-- Exercise --
Omit the pictures from the entries below and retype everything else exactly.

-- The records --
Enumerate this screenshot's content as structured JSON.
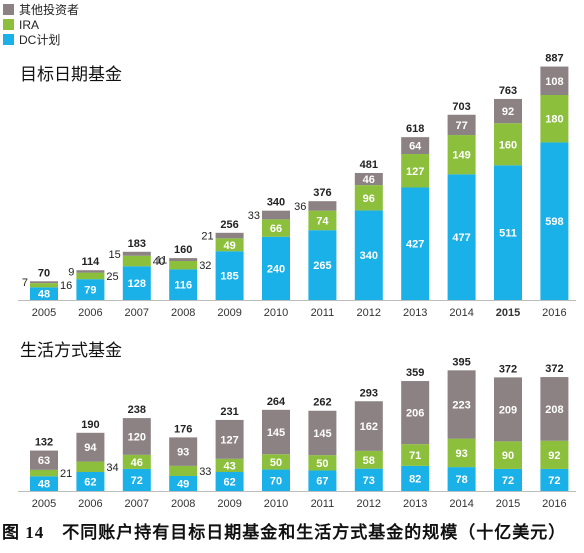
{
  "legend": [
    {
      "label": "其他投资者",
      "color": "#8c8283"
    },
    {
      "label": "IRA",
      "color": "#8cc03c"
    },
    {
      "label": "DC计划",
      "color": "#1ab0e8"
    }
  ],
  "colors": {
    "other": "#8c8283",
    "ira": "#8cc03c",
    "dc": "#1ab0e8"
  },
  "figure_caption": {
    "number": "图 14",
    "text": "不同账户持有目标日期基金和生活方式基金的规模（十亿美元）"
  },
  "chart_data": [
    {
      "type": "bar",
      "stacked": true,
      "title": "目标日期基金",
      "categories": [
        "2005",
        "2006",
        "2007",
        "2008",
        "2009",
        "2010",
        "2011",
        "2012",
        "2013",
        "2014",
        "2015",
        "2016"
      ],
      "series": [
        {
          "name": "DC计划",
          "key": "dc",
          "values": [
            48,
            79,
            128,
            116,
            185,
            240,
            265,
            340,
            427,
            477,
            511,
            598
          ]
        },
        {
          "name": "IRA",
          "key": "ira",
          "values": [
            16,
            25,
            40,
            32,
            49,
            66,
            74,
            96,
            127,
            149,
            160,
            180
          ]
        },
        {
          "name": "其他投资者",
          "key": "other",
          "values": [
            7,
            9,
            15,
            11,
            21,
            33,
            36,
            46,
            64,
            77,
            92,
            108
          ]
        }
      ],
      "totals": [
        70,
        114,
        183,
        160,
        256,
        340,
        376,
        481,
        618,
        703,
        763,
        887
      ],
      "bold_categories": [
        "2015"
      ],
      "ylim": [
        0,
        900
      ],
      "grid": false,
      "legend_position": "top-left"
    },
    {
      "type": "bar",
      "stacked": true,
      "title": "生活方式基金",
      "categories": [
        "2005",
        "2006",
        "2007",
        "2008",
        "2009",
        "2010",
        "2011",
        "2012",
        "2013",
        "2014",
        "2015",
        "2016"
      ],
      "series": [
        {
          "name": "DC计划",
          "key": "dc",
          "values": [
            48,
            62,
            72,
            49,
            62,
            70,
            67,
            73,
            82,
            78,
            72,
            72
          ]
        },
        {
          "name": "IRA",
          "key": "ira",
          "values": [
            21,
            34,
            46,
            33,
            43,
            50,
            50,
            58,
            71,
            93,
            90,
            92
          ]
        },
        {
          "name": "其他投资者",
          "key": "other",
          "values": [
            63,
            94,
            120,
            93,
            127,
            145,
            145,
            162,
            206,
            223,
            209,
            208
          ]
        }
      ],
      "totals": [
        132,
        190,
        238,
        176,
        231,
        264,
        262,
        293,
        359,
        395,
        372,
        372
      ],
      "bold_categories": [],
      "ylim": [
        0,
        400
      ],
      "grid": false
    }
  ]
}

-- Completed task --
Enumerate this screenshot's content as structured JSON.
{
  "legend": [
    {
      "label": "其他投资者",
      "color": "#8c8283"
    },
    {
      "label": "IRA",
      "color": "#8cc03c"
    },
    {
      "label": "DC计划",
      "color": "#1ab0e8"
    }
  ],
  "colors": {
    "other": "#8c8283",
    "ira": "#8cc03c",
    "dc": "#1ab0e8"
  },
  "figure_caption": {
    "number": "图 14",
    "text": "不同账户持有目标日期基金和生活方式基金的规模（十亿美元）"
  },
  "chart_data": [
    {
      "type": "bar",
      "stacked": true,
      "title": "目标日期基金",
      "categories": [
        "2005",
        "2006",
        "2007",
        "2008",
        "2009",
        "2010",
        "2011",
        "2012",
        "2013",
        "2014",
        "2015",
        "2016"
      ],
      "series": [
        {
          "name": "DC计划",
          "key": "dc",
          "values": [
            48,
            79,
            128,
            116,
            185,
            240,
            265,
            340,
            427,
            477,
            511,
            598
          ]
        },
        {
          "name": "IRA",
          "key": "ira",
          "values": [
            16,
            25,
            40,
            32,
            49,
            66,
            74,
            96,
            127,
            149,
            160,
            180
          ]
        },
        {
          "name": "其他投资者",
          "key": "other",
          "values": [
            7,
            9,
            15,
            11,
            21,
            33,
            36,
            46,
            64,
            77,
            92,
            108
          ]
        }
      ],
      "totals": [
        70,
        114,
        183,
        160,
        256,
        340,
        376,
        481,
        618,
        703,
        763,
        887
      ],
      "bold_categories": [
        "2015"
      ],
      "ylim": [
        0,
        900
      ],
      "grid": false,
      "legend_position": "top-left"
    },
    {
      "type": "bar",
      "stacked": true,
      "title": "生活方式基金",
      "categories": [
        "2005",
        "2006",
        "2007",
        "2008",
        "2009",
        "2010",
        "2011",
        "2012",
        "2013",
        "2014",
        "2015",
        "2016"
      ],
      "series": [
        {
          "name": "DC计划",
          "key": "dc",
          "values": [
            48,
            62,
            72,
            49,
            62,
            70,
            67,
            73,
            82,
            78,
            72,
            72
          ]
        },
        {
          "name": "IRA",
          "key": "ira",
          "values": [
            21,
            34,
            46,
            33,
            43,
            50,
            50,
            58,
            71,
            93,
            90,
            92
          ]
        },
        {
          "name": "其他投资者",
          "key": "other",
          "values": [
            63,
            94,
            120,
            93,
            127,
            145,
            145,
            162,
            206,
            223,
            209,
            208
          ]
        }
      ],
      "totals": [
        132,
        190,
        238,
        176,
        231,
        264,
        262,
        293,
        359,
        395,
        372,
        372
      ],
      "bold_categories": [],
      "ylim": [
        0,
        400
      ],
      "grid": false
    }
  ]
}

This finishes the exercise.